YOUR OBJECTIVE :: Copy out the listing that follows, exact in every word, and skip the images.

─── DATA PROVIDED ───

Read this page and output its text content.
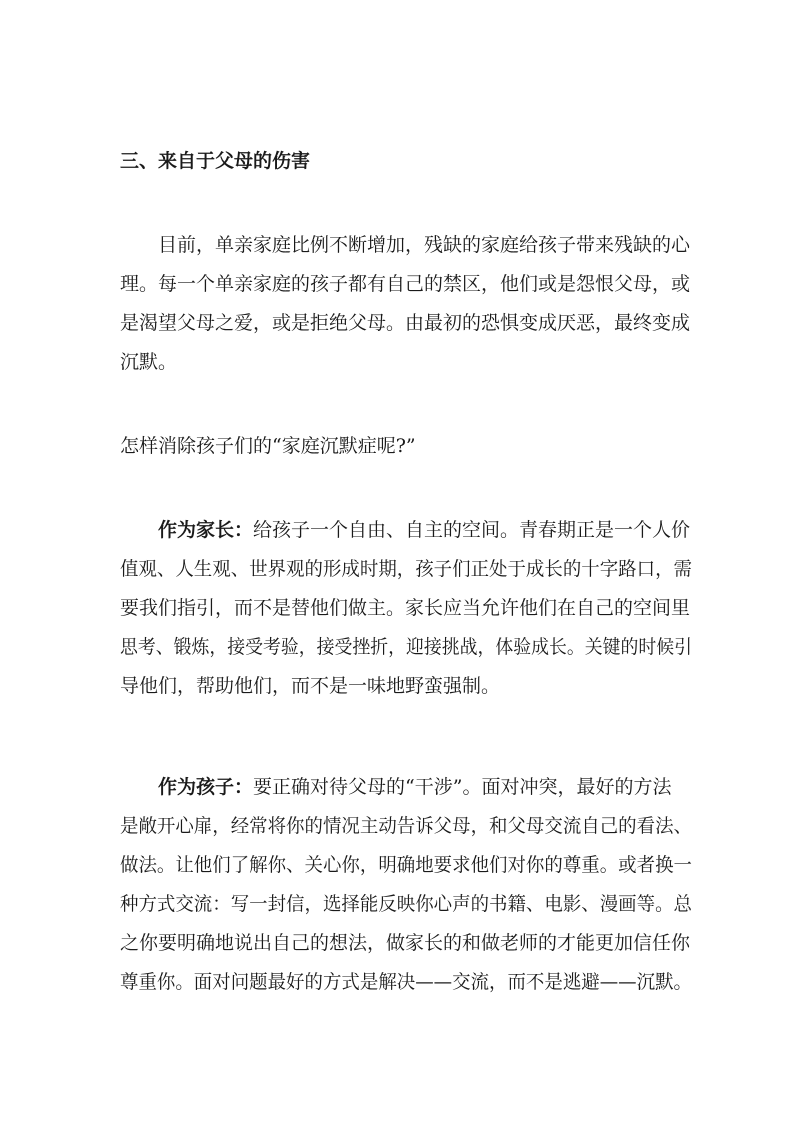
三、来自于父母的伤害
目前，单亲家庭比例不断增加，残缺的家庭给孩子带来残缺的心
理。每一个单亲家庭的孩子都有自己的禁区，他们或是怨恨父母，或
是渴望父母之爱，或是拒绝父母。由最初的恐惧变成厌恶，最终变成
沉默。
怎样消除孩子们的“家庭沉默症呢?”
作为家长：给孩子一个自由、自主的空间。青春期正是一个人价
值观、人生观、世界观的形成时期，孩子们正处于成长的十字路口，需
要我们指引，而不是替他们做主。家长应当允许他们在自己的空间里
思考、锻炼，接受考验，接受挫折，迎接挑战，体验成长。关键的时候引
导他们，帮助他们，而不是一味地野蛮强制。
作为孩子：要正确对待父母的“干涉”。面对冲突，最好的方法
是敞开心扉，经常将你的情况主动告诉父母，和父母交流自己的看法、
做法。让他们了解你、关心你，明确地要求他们对你的尊重。或者换一
种方式交流：写一封信，选择能反映你心声的书籍、电影、漫画等。总
之你要明确地说出自己的想法，做家长的和做老师的才能更加信任你
尊重你。面对问题最好的方式是解决——交流，而不是逃避——沉默。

───

FINISHED EXERCISE ::
Read this page and output its text content.
三、来自于父母的伤害
目前，单亲家庭比例不断增加，残缺的家庭给孩子带来残缺的心
理。每一个单亲家庭的孩子都有自己的禁区，他们或是怨恨父母，或
是渴望父母之爱，或是拒绝父母。由最初的恐惧变成厌恶，最终变成
沉默。
怎样消除孩子们的“家庭沉默症呢?”
作为家长：给孩子一个自由、自主的空间。青春期正是一个人价
值观、人生观、世界观的形成时期，孩子们正处于成长的十字路口，需
要我们指引，而不是替他们做主。家长应当允许他们在自己的空间里
思考、锻炼，接受考验，接受挫折，迎接挑战，体验成长。关键的时候引
导他们，帮助他们，而不是一味地野蛮强制。
作为孩子：要正确对待父母的“干涉”。面对冲突，最好的方法
是敞开心扉，经常将你的情况主动告诉父母，和父母交流自己的看法、
做法。让他们了解你、关心你，明确地要求他们对你的尊重。或者换一
种方式交流：写一封信，选择能反映你心声的书籍、电影、漫画等。总
之你要明确地说出自己的想法，做家长的和做老师的才能更加信任你
尊重你。面对问题最好的方式是解决——交流，而不是逃避——沉默。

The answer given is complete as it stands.